WRITTEN EXERCISE
From the listing below, extract each entry exactly as written, minus the images.

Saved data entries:
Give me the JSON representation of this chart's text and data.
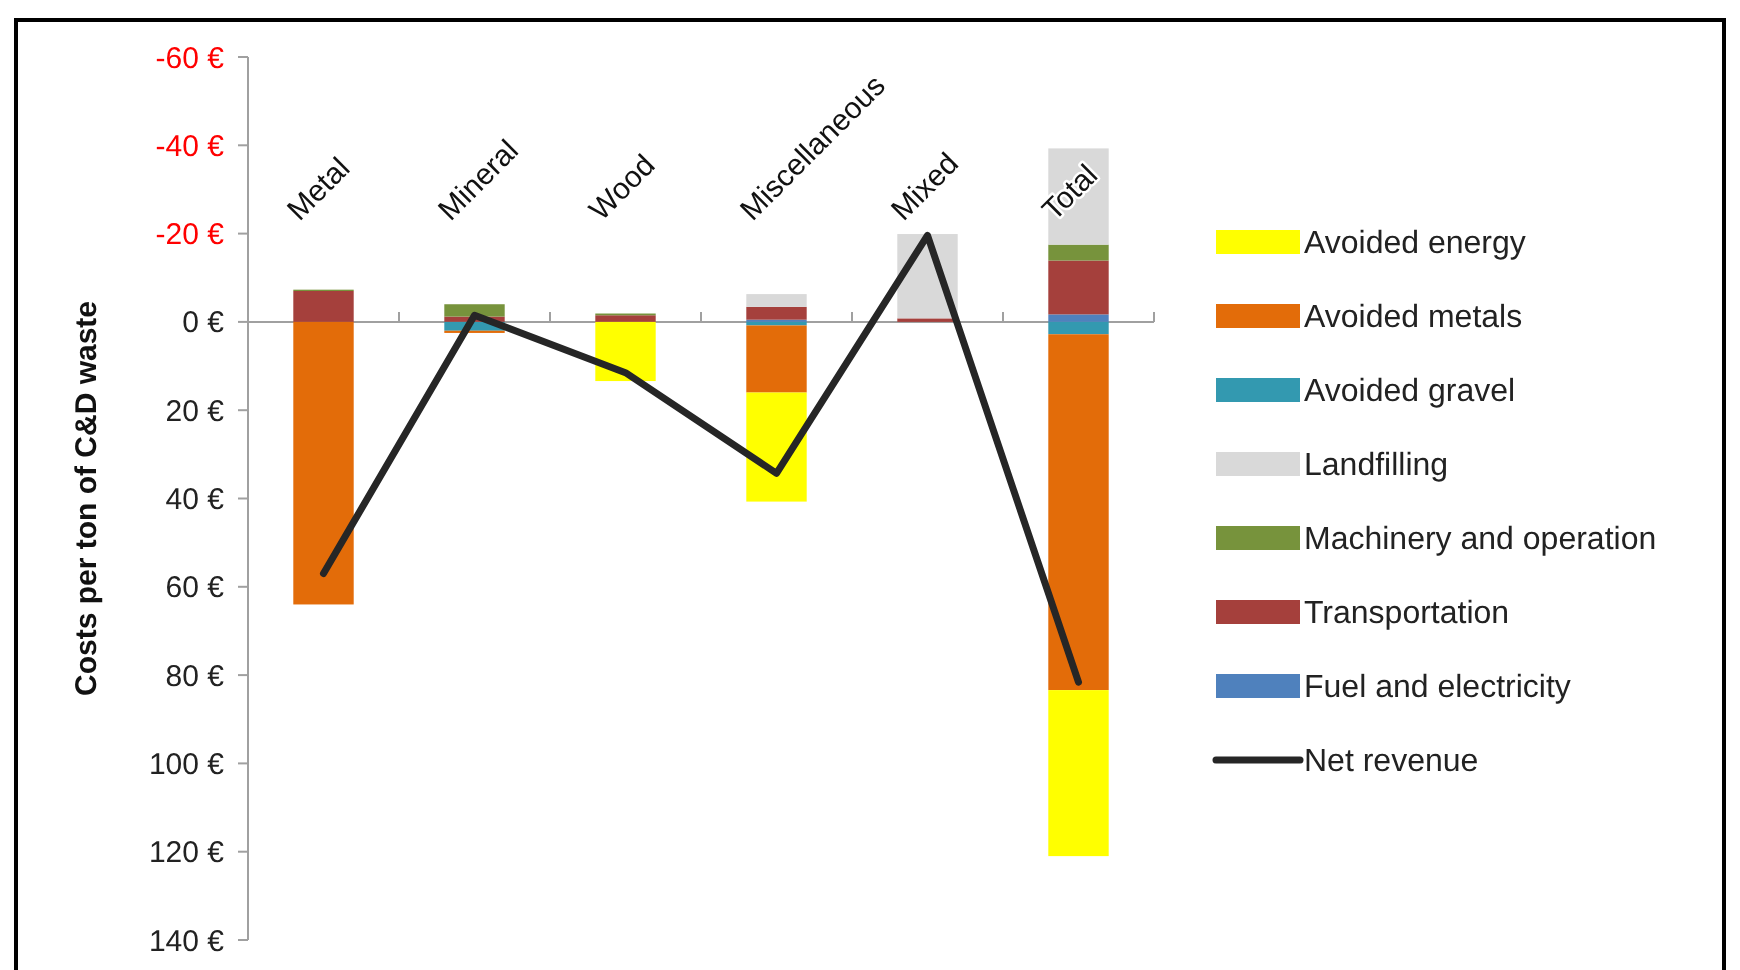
{
  "chart_data": {
    "type": "bar",
    "stacked": true,
    "ylabel": "Costs per ton of C&D waste",
    "categories": [
      "Metal",
      "Mineral",
      "Wood",
      "Miscellaneous",
      "Mixed",
      "Total"
    ],
    "ylim": [
      140,
      -60
    ],
    "yticks": [
      {
        "value": -60,
        "label": "-60 €"
      },
      {
        "value": -40,
        "label": "-40 €"
      },
      {
        "value": -20,
        "label": "-20 €"
      },
      {
        "value": 0,
        "label": "0 €"
      },
      {
        "value": 20,
        "label": "20 €"
      },
      {
        "value": 40,
        "label": "40 €"
      },
      {
        "value": 60,
        "label": "60 €"
      },
      {
        "value": 80,
        "label": "80 €"
      },
      {
        "value": 100,
        "label": "100 €"
      },
      {
        "value": 120,
        "label": "120 €"
      },
      {
        "value": 140,
        "label": "140 €"
      }
    ],
    "legend": "right",
    "series": [
      {
        "name": "Fuel and electricity",
        "color": "#4f81bd",
        "values": [
          null,
          null,
          null,
          -0.5,
          null,
          -1.7
        ]
      },
      {
        "name": "Transportation",
        "color": "#a5403c",
        "values": [
          -7,
          -1.2,
          -1.5,
          -2.9,
          -0.8,
          -12.2
        ]
      },
      {
        "name": "Machinery and operation",
        "color": "#77933c",
        "values": [
          -0.3,
          -2.8,
          -0.4,
          null,
          null,
          -3.6
        ]
      },
      {
        "name": "Landfilling",
        "color": "#d9d9d9",
        "values": [
          null,
          null,
          null,
          -2.9,
          -19.1,
          -21.8
        ]
      },
      {
        "name": "Avoided gravel",
        "color": "#3399b0",
        "values": [
          null,
          2,
          null,
          0.8,
          null,
          2.8
        ]
      },
      {
        "name": "Avoided metals",
        "color": "#e36c09",
        "values": [
          64,
          0.5,
          null,
          15.2,
          null,
          80.6
        ]
      },
      {
        "name": "Avoided energy",
        "color": "#ffff00",
        "values": [
          null,
          null,
          13.4,
          24.7,
          null,
          37.6
        ]
      },
      {
        "name": "Net revenue",
        "type": "line",
        "color": "#262626",
        "marker": "none",
        "values": [
          57,
          -1.5,
          11.5,
          34.3,
          -19.6,
          81.6
        ]
      }
    ]
  }
}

EXERCISE OUTPUT
Give me the JSON representation of this chart's text and data.
{
  "chart_data": {
    "type": "bar",
    "stacked": true,
    "ylabel": "Costs per ton of C&D waste",
    "categories": [
      "Metal",
      "Mineral",
      "Wood",
      "Miscellaneous",
      "Mixed",
      "Total"
    ],
    "ylim": [
      140,
      -60
    ],
    "yticks": [
      {
        "value": -60,
        "label": "-60 €"
      },
      {
        "value": -40,
        "label": "-40 €"
      },
      {
        "value": -20,
        "label": "-20 €"
      },
      {
        "value": 0,
        "label": "0 €"
      },
      {
        "value": 20,
        "label": "20 €"
      },
      {
        "value": 40,
        "label": "40 €"
      },
      {
        "value": 60,
        "label": "60 €"
      },
      {
        "value": 80,
        "label": "80 €"
      },
      {
        "value": 100,
        "label": "100 €"
      },
      {
        "value": 120,
        "label": "120 €"
      },
      {
        "value": 140,
        "label": "140 €"
      }
    ],
    "legend": "right",
    "series": [
      {
        "name": "Fuel and electricity",
        "color": "#4f81bd",
        "values": [
          null,
          null,
          null,
          -0.5,
          null,
          -1.7
        ]
      },
      {
        "name": "Transportation",
        "color": "#a5403c",
        "values": [
          -7,
          -1.2,
          -1.5,
          -2.9,
          -0.8,
          -12.2
        ]
      },
      {
        "name": "Machinery and operation",
        "color": "#77933c",
        "values": [
          -0.3,
          -2.8,
          -0.4,
          null,
          null,
          -3.6
        ]
      },
      {
        "name": "Landfilling",
        "color": "#d9d9d9",
        "values": [
          null,
          null,
          null,
          -2.9,
          -19.1,
          -21.8
        ]
      },
      {
        "name": "Avoided gravel",
        "color": "#3399b0",
        "values": [
          null,
          2,
          null,
          0.8,
          null,
          2.8
        ]
      },
      {
        "name": "Avoided metals",
        "color": "#e36c09",
        "values": [
          64,
          0.5,
          null,
          15.2,
          null,
          80.6
        ]
      },
      {
        "name": "Avoided energy",
        "color": "#ffff00",
        "values": [
          null,
          null,
          13.4,
          24.7,
          null,
          37.6
        ]
      },
      {
        "name": "Net revenue",
        "type": "line",
        "color": "#262626",
        "marker": "none",
        "values": [
          57,
          -1.5,
          11.5,
          34.3,
          -19.6,
          81.6
        ]
      }
    ]
  }
}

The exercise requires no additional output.